[start of RECORD EXCERPTS]

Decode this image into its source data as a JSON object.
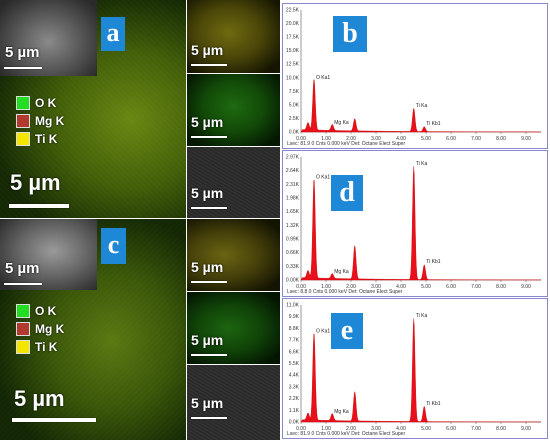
{
  "scale": "5 µm",
  "legend": [
    {
      "label": "O K",
      "color": "#22dd22"
    },
    {
      "label": "Mg K",
      "color": "#b03a2e"
    },
    {
      "label": "Ti K",
      "color": "#f2e600"
    }
  ],
  "panels": {
    "a": "a",
    "b": "b",
    "c": "c",
    "d": "d",
    "e": "e"
  },
  "spectra": {
    "b": {
      "yticks": [
        "22.5K",
        "20.0K",
        "17.5K",
        "15.0K",
        "12.5K",
        "10.0K",
        "7.5K",
        "5.0K",
        "2.5K",
        "0.0K"
      ],
      "xticks": [
        "0.00",
        "1.00",
        "2.00",
        "3.00",
        "4.00",
        "5.00",
        "6.00",
        "7.00",
        "8.00",
        "9.00"
      ],
      "peaks": [
        {
          "label": "O Ka1",
          "energy": 0.52,
          "height": 0.42
        },
        {
          "label": "Mg Ka",
          "energy": 1.25,
          "height": 0.05
        },
        {
          "label": "Ti Ka",
          "energy": 4.51,
          "height": 0.19
        },
        {
          "label": "Ti Kb1",
          "energy": 4.93,
          "height": 0.04
        }
      ],
      "footer": "Lsec: 81.9    0 Cnts    0.000 keV    Det: Octane Elect Super"
    },
    "d": {
      "yticks": [
        "2.97K",
        "2.64K",
        "2.31K",
        "1.98K",
        "1.65K",
        "1.32K",
        "0.99K",
        "0.66K",
        "0.33K",
        "0.00K"
      ],
      "xticks": [
        "0.00",
        "1.00",
        "2.00",
        "3.00",
        "4.00",
        "5.00",
        "6.00",
        "7.00",
        "8.00",
        "9.00"
      ],
      "peaks": [
        {
          "label": "O Ka1",
          "energy": 0.52,
          "height": 0.81
        },
        {
          "label": "Mg Ka",
          "energy": 1.25,
          "height": 0.04
        },
        {
          "label": "Ti Ka",
          "energy": 4.51,
          "height": 0.92
        },
        {
          "label": "Ti Kb1",
          "energy": 4.93,
          "height": 0.12
        }
      ],
      "footer": "Lsec: 8.8    0 Cnts    0.000 keV    Det: Octane Elect Super"
    },
    "e": {
      "yticks": [
        "11.0K",
        "9.9K",
        "8.8K",
        "7.7K",
        "6.6K",
        "5.5K",
        "4.4K",
        "3.3K",
        "2.2K",
        "1.1K",
        "0.0K"
      ],
      "xticks": [
        "0.00",
        "1.00",
        "2.00",
        "3.00",
        "4.00",
        "5.00",
        "6.00",
        "7.00",
        "8.00",
        "9.00"
      ],
      "peaks": [
        {
          "label": "O Ka1",
          "energy": 0.52,
          "height": 0.75
        },
        {
          "label": "Mg Ka",
          "energy": 1.25,
          "height": 0.06
        },
        {
          "label": "Ti Ka",
          "energy": 4.51,
          "height": 0.88
        },
        {
          "label": "Ti Kb1",
          "energy": 4.93,
          "height": 0.13
        }
      ],
      "footer": "Lsec: 81.9    0 Cnts    0.000 keV    Det: Octane Elect Super"
    }
  }
}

[end of RECORD EXCERPTS]

TASK OBJECTIVE:
Repeat each entry exactly. Pictures do not belong in the copy.

SOLUTION TO THIS PROBLEM:
Decode this image into its source data as a JSON object.
{
  "scale": "5 µm",
  "legend": [
    {
      "label": "O K",
      "color": "#22dd22"
    },
    {
      "label": "Mg K",
      "color": "#b03a2e"
    },
    {
      "label": "Ti K",
      "color": "#f2e600"
    }
  ],
  "panels": {
    "a": "a",
    "b": "b",
    "c": "c",
    "d": "d",
    "e": "e"
  },
  "spectra": {
    "b": {
      "yticks": [
        "22.5K",
        "20.0K",
        "17.5K",
        "15.0K",
        "12.5K",
        "10.0K",
        "7.5K",
        "5.0K",
        "2.5K",
        "0.0K"
      ],
      "xticks": [
        "0.00",
        "1.00",
        "2.00",
        "3.00",
        "4.00",
        "5.00",
        "6.00",
        "7.00",
        "8.00",
        "9.00"
      ],
      "peaks": [
        {
          "label": "O Ka1",
          "energy": 0.52,
          "height": 0.42
        },
        {
          "label": "Mg Ka",
          "energy": 1.25,
          "height": 0.05
        },
        {
          "label": "Ti Ka",
          "energy": 4.51,
          "height": 0.19
        },
        {
          "label": "Ti Kb1",
          "energy": 4.93,
          "height": 0.04
        }
      ],
      "footer": "Lsec: 81.9    0 Cnts    0.000 keV    Det: Octane Elect Super"
    },
    "d": {
      "yticks": [
        "2.97K",
        "2.64K",
        "2.31K",
        "1.98K",
        "1.65K",
        "1.32K",
        "0.99K",
        "0.66K",
        "0.33K",
        "0.00K"
      ],
      "xticks": [
        "0.00",
        "1.00",
        "2.00",
        "3.00",
        "4.00",
        "5.00",
        "6.00",
        "7.00",
        "8.00",
        "9.00"
      ],
      "peaks": [
        {
          "label": "O Ka1",
          "energy": 0.52,
          "height": 0.81
        },
        {
          "label": "Mg Ka",
          "energy": 1.25,
          "height": 0.04
        },
        {
          "label": "Ti Ka",
          "energy": 4.51,
          "height": 0.92
        },
        {
          "label": "Ti Kb1",
          "energy": 4.93,
          "height": 0.12
        }
      ],
      "footer": "Lsec: 8.8    0 Cnts    0.000 keV    Det: Octane Elect Super"
    },
    "e": {
      "yticks": [
        "11.0K",
        "9.9K",
        "8.8K",
        "7.7K",
        "6.6K",
        "5.5K",
        "4.4K",
        "3.3K",
        "2.2K",
        "1.1K",
        "0.0K"
      ],
      "xticks": [
        "0.00",
        "1.00",
        "2.00",
        "3.00",
        "4.00",
        "5.00",
        "6.00",
        "7.00",
        "8.00",
        "9.00"
      ],
      "peaks": [
        {
          "label": "O Ka1",
          "energy": 0.52,
          "height": 0.75
        },
        {
          "label": "Mg Ka",
          "energy": 1.25,
          "height": 0.06
        },
        {
          "label": "Ti Ka",
          "energy": 4.51,
          "height": 0.88
        },
        {
          "label": "Ti Kb1",
          "energy": 4.93,
          "height": 0.13
        }
      ],
      "footer": "Lsec: 81.9    0 Cnts    0.000 keV    Det: Octane Elect Super"
    }
  }
}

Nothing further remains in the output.